● What the task asks: Reproduce the following material exactly, including every line.

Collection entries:
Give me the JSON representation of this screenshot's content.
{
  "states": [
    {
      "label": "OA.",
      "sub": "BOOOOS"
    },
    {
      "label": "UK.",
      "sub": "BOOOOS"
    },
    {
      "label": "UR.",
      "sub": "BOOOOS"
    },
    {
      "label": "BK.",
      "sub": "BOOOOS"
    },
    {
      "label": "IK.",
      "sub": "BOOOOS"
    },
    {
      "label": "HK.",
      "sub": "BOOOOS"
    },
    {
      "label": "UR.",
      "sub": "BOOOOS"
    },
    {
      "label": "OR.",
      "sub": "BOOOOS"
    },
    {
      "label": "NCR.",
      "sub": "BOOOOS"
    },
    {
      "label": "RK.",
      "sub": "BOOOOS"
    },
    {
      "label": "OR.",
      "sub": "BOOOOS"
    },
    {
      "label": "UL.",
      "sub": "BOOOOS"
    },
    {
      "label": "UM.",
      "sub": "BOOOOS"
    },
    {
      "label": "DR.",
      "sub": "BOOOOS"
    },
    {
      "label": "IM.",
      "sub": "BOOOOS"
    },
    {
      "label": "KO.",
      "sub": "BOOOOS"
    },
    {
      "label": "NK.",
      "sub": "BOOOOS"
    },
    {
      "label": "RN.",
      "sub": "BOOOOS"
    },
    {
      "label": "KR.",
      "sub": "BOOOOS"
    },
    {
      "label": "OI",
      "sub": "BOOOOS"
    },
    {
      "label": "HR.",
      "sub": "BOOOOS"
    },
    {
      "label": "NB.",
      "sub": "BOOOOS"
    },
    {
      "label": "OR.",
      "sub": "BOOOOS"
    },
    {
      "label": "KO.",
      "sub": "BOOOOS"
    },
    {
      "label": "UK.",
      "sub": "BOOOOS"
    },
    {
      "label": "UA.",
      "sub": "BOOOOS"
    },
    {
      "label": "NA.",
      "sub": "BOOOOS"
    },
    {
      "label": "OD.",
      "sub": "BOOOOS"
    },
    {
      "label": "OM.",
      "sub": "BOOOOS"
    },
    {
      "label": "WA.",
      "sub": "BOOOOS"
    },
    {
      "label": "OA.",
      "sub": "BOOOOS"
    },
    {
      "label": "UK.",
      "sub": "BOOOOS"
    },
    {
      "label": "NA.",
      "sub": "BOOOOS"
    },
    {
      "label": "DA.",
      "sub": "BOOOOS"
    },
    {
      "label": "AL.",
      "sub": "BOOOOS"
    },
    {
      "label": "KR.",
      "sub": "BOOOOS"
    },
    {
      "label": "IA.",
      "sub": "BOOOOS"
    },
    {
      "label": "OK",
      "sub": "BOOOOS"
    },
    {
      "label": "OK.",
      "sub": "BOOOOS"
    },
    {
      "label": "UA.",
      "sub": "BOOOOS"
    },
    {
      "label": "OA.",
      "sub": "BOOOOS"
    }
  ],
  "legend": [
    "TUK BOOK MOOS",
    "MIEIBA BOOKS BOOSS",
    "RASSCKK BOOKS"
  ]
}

● Expected output:
Give me the JSON representation of this screenshot's content.
{
  "states": [
    {
      "label": "OA.",
      "sub": "BOOOOS"
    },
    {
      "label": "UK.",
      "sub": "BOOOOS"
    },
    {
      "label": "UR.",
      "sub": "BOOOOS"
    },
    {
      "label": "BK.",
      "sub": "BOOOOS"
    },
    {
      "label": "IK.",
      "sub": "BOOOOS"
    },
    {
      "label": "HK.",
      "sub": "BOOOOS"
    },
    {
      "label": "UR.",
      "sub": "BOOOOS"
    },
    {
      "label": "OR.",
      "sub": "BOOOOS"
    },
    {
      "label": "NCR.",
      "sub": "BOOOOS"
    },
    {
      "label": "RK.",
      "sub": "BOOOOS"
    },
    {
      "label": "OR.",
      "sub": "BOOOOS"
    },
    {
      "label": "UL.",
      "sub": "BOOOOS"
    },
    {
      "label": "UM.",
      "sub": "BOOOOS"
    },
    {
      "label": "DR.",
      "sub": "BOOOOS"
    },
    {
      "label": "IM.",
      "sub": "BOOOOS"
    },
    {
      "label": "KO.",
      "sub": "BOOOOS"
    },
    {
      "label": "NK.",
      "sub": "BOOOOS"
    },
    {
      "label": "RN.",
      "sub": "BOOOOS"
    },
    {
      "label": "KR.",
      "sub": "BOOOOS"
    },
    {
      "label": "OI",
      "sub": "BOOOOS"
    },
    {
      "label": "HR.",
      "sub": "BOOOOS"
    },
    {
      "label": "NB.",
      "sub": "BOOOOS"
    },
    {
      "label": "OR.",
      "sub": "BOOOOS"
    },
    {
      "label": "KO.",
      "sub": "BOOOOS"
    },
    {
      "label": "UK.",
      "sub": "BOOOOS"
    },
    {
      "label": "UA.",
      "sub": "BOOOOS"
    },
    {
      "label": "NA.",
      "sub": "BOOOOS"
    },
    {
      "label": "OD.",
      "sub": "BOOOOS"
    },
    {
      "label": "OM.",
      "sub": "BOOOOS"
    },
    {
      "label": "WA.",
      "sub": "BOOOOS"
    },
    {
      "label": "OA.",
      "sub": "BOOOOS"
    },
    {
      "label": "UK.",
      "sub": "BOOOOS"
    },
    {
      "label": "NA.",
      "sub": "BOOOOS"
    },
    {
      "label": "DA.",
      "sub": "BOOOOS"
    },
    {
      "label": "AL.",
      "sub": "BOOOOS"
    },
    {
      "label": "KR.",
      "sub": "BOOOOS"
    },
    {
      "label": "IA.",
      "sub": "BOOOOS"
    },
    {
      "label": "OK",
      "sub": "BOOOOS"
    },
    {
      "label": "OK.",
      "sub": "BOOOOS"
    },
    {
      "label": "UA.",
      "sub": "BOOOOS"
    },
    {
      "label": "OA.",
      "sub": "BOOOOS"
    }
  ],
  "legend": [
    "TUK BOOK MOOS",
    "MIEIBA BOOKS BOOSS",
    "RASSCKK BOOKS"
  ]
}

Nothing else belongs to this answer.